--- START ---

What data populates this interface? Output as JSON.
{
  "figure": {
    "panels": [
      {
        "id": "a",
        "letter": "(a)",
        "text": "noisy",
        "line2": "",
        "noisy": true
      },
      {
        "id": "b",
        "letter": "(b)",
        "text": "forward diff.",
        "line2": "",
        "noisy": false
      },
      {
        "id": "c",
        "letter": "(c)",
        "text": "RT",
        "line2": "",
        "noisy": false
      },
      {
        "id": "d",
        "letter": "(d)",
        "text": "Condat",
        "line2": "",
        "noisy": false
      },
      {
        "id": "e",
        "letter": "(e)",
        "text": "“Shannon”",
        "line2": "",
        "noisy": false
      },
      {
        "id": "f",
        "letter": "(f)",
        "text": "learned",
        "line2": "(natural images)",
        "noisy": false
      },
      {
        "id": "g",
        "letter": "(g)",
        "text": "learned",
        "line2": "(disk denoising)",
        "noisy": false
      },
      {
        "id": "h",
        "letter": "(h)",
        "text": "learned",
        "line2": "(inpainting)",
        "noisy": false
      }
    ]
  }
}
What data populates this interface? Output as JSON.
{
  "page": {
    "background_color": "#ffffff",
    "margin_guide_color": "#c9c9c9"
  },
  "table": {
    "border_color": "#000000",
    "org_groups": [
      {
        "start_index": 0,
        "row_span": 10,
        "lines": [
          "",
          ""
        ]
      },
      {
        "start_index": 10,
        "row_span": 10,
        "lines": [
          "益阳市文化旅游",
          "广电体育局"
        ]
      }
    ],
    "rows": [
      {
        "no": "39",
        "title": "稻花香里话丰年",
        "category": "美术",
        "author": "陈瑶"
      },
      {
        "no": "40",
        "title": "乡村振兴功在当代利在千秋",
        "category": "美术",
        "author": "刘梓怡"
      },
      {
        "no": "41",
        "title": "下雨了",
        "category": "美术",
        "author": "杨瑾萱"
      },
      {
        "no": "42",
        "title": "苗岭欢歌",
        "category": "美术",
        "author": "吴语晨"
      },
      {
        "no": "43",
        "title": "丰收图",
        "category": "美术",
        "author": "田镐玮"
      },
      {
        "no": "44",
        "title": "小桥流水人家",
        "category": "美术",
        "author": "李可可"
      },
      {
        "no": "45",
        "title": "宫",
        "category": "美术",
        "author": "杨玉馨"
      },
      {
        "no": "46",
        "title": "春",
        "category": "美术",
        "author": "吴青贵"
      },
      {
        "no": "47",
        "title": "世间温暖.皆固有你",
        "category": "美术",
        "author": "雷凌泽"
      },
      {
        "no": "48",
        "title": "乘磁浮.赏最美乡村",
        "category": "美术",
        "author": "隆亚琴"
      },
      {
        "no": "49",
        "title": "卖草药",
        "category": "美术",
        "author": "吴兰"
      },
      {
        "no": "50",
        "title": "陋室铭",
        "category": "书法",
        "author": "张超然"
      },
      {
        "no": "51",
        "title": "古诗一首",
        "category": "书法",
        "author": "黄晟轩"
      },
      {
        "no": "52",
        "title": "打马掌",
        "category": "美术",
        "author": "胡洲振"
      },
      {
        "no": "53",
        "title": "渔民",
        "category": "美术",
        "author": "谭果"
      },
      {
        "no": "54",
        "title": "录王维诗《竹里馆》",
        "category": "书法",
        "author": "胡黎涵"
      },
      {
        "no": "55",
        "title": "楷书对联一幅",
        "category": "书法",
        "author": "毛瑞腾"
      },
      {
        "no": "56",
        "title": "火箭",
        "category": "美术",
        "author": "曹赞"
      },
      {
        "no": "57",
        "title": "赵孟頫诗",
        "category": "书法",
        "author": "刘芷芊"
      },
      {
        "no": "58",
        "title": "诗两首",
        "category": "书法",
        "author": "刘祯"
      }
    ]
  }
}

--- END ---

> [Work to do] Pull out all lines containing "text".

> [Output of the task]
        "text": "noisy",
        "text": "forward diff.",
        "text": "RT",
        "text": "Condat",
        "text": "“Shannon”",
        "text": "learned",
        "text": "learned",
        "text": "learned",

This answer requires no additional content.